[Begin Data shown]
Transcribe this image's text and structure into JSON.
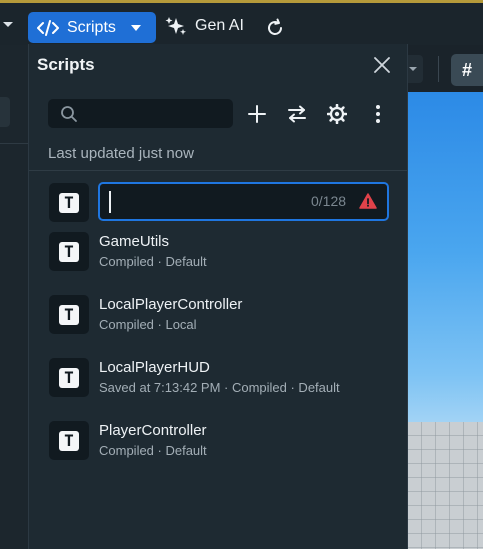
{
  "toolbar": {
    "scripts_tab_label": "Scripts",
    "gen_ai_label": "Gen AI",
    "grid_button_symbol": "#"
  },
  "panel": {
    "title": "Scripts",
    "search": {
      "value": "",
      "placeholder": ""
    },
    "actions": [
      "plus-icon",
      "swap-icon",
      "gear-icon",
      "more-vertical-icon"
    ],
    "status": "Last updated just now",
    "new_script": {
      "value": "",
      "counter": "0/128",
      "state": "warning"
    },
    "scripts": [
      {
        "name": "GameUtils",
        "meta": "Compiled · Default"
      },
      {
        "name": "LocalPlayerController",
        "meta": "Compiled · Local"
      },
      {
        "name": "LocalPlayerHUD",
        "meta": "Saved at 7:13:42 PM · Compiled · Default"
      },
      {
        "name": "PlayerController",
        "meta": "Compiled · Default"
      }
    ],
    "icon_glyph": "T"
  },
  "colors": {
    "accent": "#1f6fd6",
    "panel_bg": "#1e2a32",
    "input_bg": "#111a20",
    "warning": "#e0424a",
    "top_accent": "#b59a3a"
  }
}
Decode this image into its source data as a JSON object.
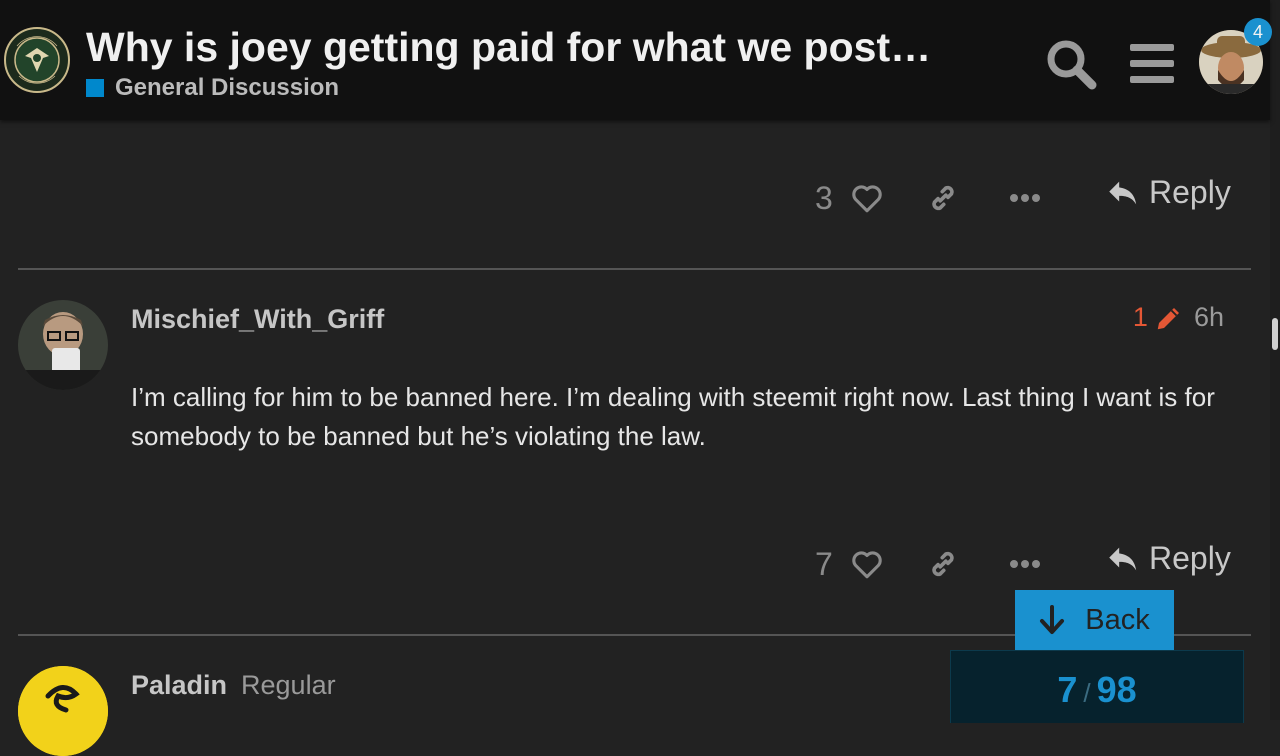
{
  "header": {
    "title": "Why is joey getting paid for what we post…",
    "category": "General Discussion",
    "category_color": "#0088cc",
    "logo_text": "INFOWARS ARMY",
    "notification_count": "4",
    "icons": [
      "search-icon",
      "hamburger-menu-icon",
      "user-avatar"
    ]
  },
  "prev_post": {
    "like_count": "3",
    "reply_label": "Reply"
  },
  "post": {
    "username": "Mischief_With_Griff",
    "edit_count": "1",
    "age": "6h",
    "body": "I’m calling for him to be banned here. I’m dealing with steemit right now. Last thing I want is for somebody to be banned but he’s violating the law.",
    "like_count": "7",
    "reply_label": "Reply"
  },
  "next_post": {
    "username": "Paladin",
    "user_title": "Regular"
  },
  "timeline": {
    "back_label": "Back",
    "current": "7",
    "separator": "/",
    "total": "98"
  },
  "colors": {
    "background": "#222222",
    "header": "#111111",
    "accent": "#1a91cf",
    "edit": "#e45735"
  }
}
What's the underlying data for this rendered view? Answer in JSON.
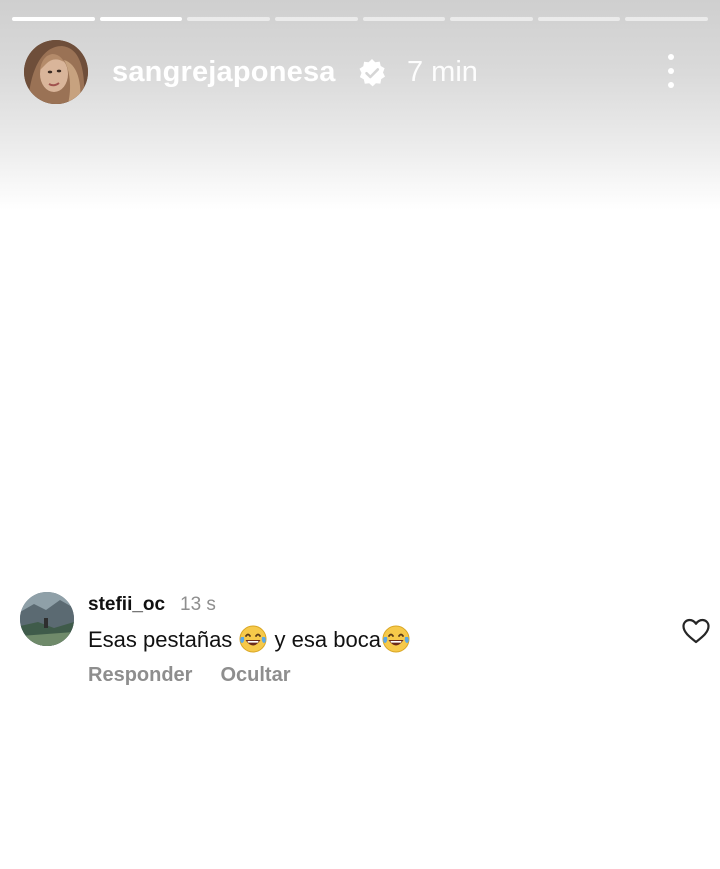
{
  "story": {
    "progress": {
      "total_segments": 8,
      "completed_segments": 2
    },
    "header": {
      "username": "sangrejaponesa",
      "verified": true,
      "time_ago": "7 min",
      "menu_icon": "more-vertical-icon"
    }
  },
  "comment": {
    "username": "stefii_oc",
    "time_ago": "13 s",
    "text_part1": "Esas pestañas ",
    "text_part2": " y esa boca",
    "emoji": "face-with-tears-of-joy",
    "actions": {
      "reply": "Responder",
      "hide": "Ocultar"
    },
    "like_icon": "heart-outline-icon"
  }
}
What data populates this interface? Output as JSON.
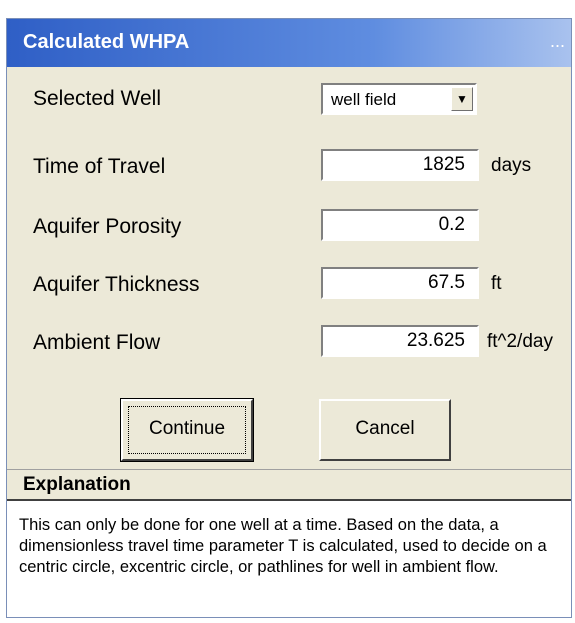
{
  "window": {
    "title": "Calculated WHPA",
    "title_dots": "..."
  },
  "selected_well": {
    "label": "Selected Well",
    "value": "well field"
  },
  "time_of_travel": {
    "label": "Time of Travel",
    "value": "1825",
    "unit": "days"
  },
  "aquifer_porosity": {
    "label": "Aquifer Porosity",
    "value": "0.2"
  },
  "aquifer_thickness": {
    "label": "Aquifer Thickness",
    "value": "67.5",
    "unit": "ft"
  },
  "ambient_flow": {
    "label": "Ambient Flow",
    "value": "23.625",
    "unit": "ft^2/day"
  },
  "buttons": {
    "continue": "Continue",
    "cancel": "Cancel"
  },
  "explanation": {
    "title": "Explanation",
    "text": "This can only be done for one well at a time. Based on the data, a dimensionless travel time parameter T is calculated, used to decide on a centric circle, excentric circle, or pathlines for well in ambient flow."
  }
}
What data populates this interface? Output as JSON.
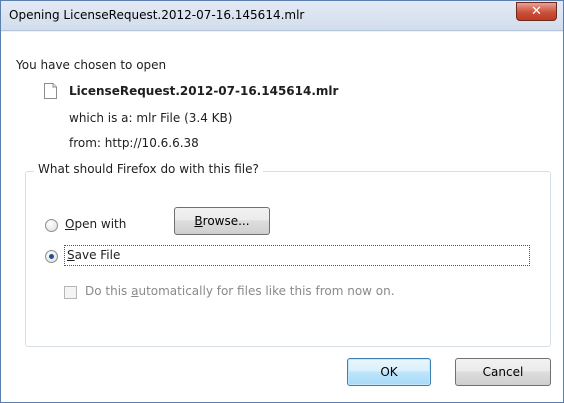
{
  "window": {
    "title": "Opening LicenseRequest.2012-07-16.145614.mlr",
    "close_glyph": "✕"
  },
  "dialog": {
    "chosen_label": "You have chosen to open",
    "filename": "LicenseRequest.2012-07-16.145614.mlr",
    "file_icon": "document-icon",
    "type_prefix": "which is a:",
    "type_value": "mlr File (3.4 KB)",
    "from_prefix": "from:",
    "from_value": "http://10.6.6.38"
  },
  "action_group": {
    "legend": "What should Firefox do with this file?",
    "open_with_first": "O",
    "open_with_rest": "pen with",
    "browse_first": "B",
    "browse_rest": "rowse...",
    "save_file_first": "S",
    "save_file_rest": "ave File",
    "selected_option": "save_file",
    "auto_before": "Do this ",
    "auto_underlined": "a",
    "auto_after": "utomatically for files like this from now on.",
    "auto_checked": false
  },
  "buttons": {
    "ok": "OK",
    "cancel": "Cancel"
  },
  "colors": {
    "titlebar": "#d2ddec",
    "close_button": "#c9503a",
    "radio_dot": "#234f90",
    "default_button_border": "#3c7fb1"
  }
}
[End Data shown]
_Objective_: Omit the pictures, then quote the rest of the material above exactly.

_Solution for this problem_:
Transcribe this image's text and structure into JSON.
{
  "toolbar": {
    "scripts_tab_label": "Scripts",
    "gen_ai_label": "Gen AI",
    "grid_button_symbol": "#"
  },
  "panel": {
    "title": "Scripts",
    "search": {
      "value": "",
      "placeholder": ""
    },
    "actions": [
      "plus-icon",
      "swap-icon",
      "gear-icon",
      "more-vertical-icon"
    ],
    "status": "Last updated just now",
    "new_script": {
      "value": "",
      "counter": "0/128",
      "state": "warning"
    },
    "scripts": [
      {
        "name": "GameUtils",
        "meta": "Compiled · Default"
      },
      {
        "name": "LocalPlayerController",
        "meta": "Compiled · Local"
      },
      {
        "name": "LocalPlayerHUD",
        "meta": "Saved at 7:13:42 PM · Compiled · Default"
      },
      {
        "name": "PlayerController",
        "meta": "Compiled · Default"
      }
    ],
    "icon_glyph": "T"
  },
  "colors": {
    "accent": "#1f6fd6",
    "panel_bg": "#1e2a32",
    "input_bg": "#111a20",
    "warning": "#e0424a",
    "top_accent": "#b59a3a"
  }
}
Decode this image into its source data as a JSON object.
{
  "header": {
    "title": "Why is joey getting paid for what we post…",
    "category": "General Discussion",
    "category_color": "#0088cc",
    "logo_text": "INFOWARS ARMY",
    "notification_count": "4",
    "icons": [
      "search-icon",
      "hamburger-menu-icon",
      "user-avatar"
    ]
  },
  "prev_post": {
    "like_count": "3",
    "reply_label": "Reply"
  },
  "post": {
    "username": "Mischief_With_Griff",
    "edit_count": "1",
    "age": "6h",
    "body": "I’m calling for him to be banned here. I’m dealing with steemit right now. Last thing I want is for somebody to be banned but he’s violating the law.",
    "like_count": "7",
    "reply_label": "Reply"
  },
  "next_post": {
    "username": "Paladin",
    "user_title": "Regular"
  },
  "timeline": {
    "back_label": "Back",
    "current": "7",
    "separator": "/",
    "total": "98"
  },
  "colors": {
    "background": "#222222",
    "header": "#111111",
    "accent": "#1a91cf",
    "edit": "#e45735"
  }
}
What's the underlying data for this rendered view? Answer in JSON.
{
  "story": {
    "progress": {
      "total_segments": 8,
      "completed_segments": 2
    },
    "header": {
      "username": "sangrejaponesa",
      "verified": true,
      "time_ago": "7 min",
      "menu_icon": "more-vertical-icon"
    }
  },
  "comment": {
    "username": "stefii_oc",
    "time_ago": "13 s",
    "text_part1": "Esas pestañas ",
    "text_part2": " y esa boca",
    "emoji": "face-with-tears-of-joy",
    "actions": {
      "reply": "Responder",
      "hide": "Ocultar"
    },
    "like_icon": "heart-outline-icon"
  }
}
What data populates this interface? Output as JSON.
{
  "window": {
    "title": "Calculated WHPA",
    "title_dots": "..."
  },
  "selected_well": {
    "label": "Selected Well",
    "value": "well field"
  },
  "time_of_travel": {
    "label": "Time of Travel",
    "value": "1825",
    "unit": "days"
  },
  "aquifer_porosity": {
    "label": "Aquifer Porosity",
    "value": "0.2"
  },
  "aquifer_thickness": {
    "label": "Aquifer Thickness",
    "value": "67.5",
    "unit": "ft"
  },
  "ambient_flow": {
    "label": "Ambient Flow",
    "value": "23.625",
    "unit": "ft^2/day"
  },
  "buttons": {
    "continue": "Continue",
    "cancel": "Cancel"
  },
  "explanation": {
    "title": "Explanation",
    "text": "This can only be done for one well at a time. Based on the data, a dimensionless travel time parameter T is calculated, used to decide on a centric circle, excentric circle, or pathlines for well in ambient flow."
  }
}
What data populates this interface? Output as JSON.
{
  "window": {
    "title": "Opening LicenseRequest.2012-07-16.145614.mlr",
    "close_glyph": "✕"
  },
  "dialog": {
    "chosen_label": "You have chosen to open",
    "filename": "LicenseRequest.2012-07-16.145614.mlr",
    "file_icon": "document-icon",
    "type_prefix": "which is a:",
    "type_value": "mlr File (3.4 KB)",
    "from_prefix": "from:",
    "from_value": "http://10.6.6.38"
  },
  "action_group": {
    "legend": "What should Firefox do with this file?",
    "open_with_first": "O",
    "open_with_rest": "pen with",
    "browse_first": "B",
    "browse_rest": "rowse...",
    "save_file_first": "S",
    "save_file_rest": "ave File",
    "selected_option": "save_file",
    "auto_before": "Do this ",
    "auto_underlined": "a",
    "auto_after": "utomatically for files like this from now on.",
    "auto_checked": false
  },
  "buttons": {
    "ok": "OK",
    "cancel": "Cancel"
  },
  "colors": {
    "titlebar": "#d2ddec",
    "close_button": "#c9503a",
    "radio_dot": "#234f90",
    "default_button_border": "#3c7fb1"
  }
}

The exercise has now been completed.